> [AIM OF THE TASK]
Look below and pull out each line with the word "label".

> [DATA PROVIDED]
==========

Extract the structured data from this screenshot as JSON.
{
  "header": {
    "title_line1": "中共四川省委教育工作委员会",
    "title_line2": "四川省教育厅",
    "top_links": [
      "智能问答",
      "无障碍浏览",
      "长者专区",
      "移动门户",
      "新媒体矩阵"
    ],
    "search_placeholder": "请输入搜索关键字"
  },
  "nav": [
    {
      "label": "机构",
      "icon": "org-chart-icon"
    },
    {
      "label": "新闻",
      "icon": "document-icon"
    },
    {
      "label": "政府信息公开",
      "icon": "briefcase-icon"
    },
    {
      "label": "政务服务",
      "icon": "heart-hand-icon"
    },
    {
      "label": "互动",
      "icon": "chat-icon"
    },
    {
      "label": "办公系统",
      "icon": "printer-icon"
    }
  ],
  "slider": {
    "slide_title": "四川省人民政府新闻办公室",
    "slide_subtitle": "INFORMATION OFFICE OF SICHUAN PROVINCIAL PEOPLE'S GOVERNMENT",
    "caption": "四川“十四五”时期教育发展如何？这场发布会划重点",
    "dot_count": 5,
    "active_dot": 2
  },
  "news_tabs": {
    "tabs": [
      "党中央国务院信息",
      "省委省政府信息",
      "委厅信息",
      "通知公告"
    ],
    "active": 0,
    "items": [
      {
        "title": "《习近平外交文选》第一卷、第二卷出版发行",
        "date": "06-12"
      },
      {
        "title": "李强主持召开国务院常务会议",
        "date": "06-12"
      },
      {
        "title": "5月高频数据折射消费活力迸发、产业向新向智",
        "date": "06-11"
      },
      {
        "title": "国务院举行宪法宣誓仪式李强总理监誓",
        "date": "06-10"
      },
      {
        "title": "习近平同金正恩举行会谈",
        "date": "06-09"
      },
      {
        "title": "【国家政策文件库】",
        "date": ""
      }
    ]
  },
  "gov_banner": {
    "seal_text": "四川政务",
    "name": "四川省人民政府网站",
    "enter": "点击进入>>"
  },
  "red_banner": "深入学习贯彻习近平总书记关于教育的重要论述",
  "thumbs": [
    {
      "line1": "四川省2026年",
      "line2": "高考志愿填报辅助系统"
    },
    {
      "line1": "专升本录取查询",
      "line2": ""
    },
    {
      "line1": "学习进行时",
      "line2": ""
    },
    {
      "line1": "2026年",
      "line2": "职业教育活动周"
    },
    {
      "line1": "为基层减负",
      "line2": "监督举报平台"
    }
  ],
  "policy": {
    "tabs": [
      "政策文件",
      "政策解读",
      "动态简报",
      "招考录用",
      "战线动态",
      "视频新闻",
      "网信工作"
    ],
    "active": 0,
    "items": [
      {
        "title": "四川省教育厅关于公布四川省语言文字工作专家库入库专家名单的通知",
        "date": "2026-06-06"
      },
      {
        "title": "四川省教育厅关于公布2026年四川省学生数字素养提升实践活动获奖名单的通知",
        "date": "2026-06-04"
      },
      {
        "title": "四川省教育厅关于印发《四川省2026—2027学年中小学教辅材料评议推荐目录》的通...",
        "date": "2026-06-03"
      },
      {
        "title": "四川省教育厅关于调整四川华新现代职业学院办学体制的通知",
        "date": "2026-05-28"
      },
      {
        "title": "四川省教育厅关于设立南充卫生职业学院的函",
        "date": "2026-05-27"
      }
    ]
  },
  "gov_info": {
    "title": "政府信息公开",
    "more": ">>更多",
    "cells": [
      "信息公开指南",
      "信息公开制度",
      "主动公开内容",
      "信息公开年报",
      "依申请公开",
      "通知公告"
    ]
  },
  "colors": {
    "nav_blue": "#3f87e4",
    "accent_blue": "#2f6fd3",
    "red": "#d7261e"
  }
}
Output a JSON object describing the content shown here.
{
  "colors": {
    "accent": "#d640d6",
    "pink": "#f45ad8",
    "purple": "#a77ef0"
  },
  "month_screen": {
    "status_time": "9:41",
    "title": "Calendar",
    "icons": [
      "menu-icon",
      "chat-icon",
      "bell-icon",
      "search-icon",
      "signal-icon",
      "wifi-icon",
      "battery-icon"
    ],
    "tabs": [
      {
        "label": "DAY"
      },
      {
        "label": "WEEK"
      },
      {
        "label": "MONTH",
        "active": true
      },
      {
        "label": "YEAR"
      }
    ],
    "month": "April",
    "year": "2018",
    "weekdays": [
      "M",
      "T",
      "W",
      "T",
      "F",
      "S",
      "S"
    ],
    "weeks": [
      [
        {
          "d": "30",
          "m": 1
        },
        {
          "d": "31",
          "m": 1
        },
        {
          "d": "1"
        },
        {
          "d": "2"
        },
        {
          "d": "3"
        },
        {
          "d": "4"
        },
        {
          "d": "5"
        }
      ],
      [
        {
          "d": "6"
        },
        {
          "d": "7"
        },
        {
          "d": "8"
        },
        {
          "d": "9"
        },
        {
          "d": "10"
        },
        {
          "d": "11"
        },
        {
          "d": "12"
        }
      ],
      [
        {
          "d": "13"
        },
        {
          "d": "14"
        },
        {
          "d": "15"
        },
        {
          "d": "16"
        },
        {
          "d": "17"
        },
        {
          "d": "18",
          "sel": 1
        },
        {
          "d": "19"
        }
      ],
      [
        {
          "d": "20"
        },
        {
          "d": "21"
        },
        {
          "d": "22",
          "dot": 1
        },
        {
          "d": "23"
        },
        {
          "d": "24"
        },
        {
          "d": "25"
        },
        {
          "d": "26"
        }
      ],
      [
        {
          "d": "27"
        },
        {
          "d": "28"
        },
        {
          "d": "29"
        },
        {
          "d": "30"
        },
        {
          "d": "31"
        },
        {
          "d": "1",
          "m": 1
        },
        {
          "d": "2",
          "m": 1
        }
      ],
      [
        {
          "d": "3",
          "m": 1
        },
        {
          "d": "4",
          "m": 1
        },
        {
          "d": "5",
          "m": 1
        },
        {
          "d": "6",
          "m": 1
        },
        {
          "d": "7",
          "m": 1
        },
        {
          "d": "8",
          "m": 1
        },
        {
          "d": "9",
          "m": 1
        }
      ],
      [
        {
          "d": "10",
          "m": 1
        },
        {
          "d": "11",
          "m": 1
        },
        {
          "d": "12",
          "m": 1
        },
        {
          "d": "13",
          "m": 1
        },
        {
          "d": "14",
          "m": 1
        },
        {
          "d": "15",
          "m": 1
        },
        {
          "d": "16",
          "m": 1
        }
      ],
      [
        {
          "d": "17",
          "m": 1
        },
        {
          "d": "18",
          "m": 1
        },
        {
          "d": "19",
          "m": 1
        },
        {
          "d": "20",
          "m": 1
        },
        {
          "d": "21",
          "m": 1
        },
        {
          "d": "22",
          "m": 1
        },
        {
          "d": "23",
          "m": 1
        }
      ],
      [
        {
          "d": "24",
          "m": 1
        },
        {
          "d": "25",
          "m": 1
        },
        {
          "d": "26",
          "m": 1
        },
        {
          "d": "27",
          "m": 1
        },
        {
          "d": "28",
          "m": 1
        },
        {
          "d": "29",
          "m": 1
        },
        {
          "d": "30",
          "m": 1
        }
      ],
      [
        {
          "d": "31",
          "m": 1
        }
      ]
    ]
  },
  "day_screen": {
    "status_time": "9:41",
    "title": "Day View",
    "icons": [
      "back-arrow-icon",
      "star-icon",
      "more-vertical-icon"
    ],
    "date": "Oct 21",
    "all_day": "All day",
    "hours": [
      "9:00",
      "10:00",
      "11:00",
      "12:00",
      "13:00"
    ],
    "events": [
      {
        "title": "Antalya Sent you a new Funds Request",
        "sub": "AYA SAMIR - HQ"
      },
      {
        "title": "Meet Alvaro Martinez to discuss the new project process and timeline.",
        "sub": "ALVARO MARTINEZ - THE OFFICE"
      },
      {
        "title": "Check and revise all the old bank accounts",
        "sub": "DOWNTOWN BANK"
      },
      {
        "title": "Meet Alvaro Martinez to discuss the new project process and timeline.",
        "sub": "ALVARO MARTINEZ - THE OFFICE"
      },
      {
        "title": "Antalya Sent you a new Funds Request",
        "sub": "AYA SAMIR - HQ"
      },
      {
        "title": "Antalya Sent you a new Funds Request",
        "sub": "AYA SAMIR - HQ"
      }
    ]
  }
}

==========

> [RESPONSE TO THE TASK]
      "label": "机构",
      "label": "新闻",
      "label": "政府信息公开",
      "label": "政务服务",
      "label": "互动",
      "label": "办公系统",
        "label": "DAY"
        "label": "WEEK"
        "label": "MONTH",
        "label": "YEAR"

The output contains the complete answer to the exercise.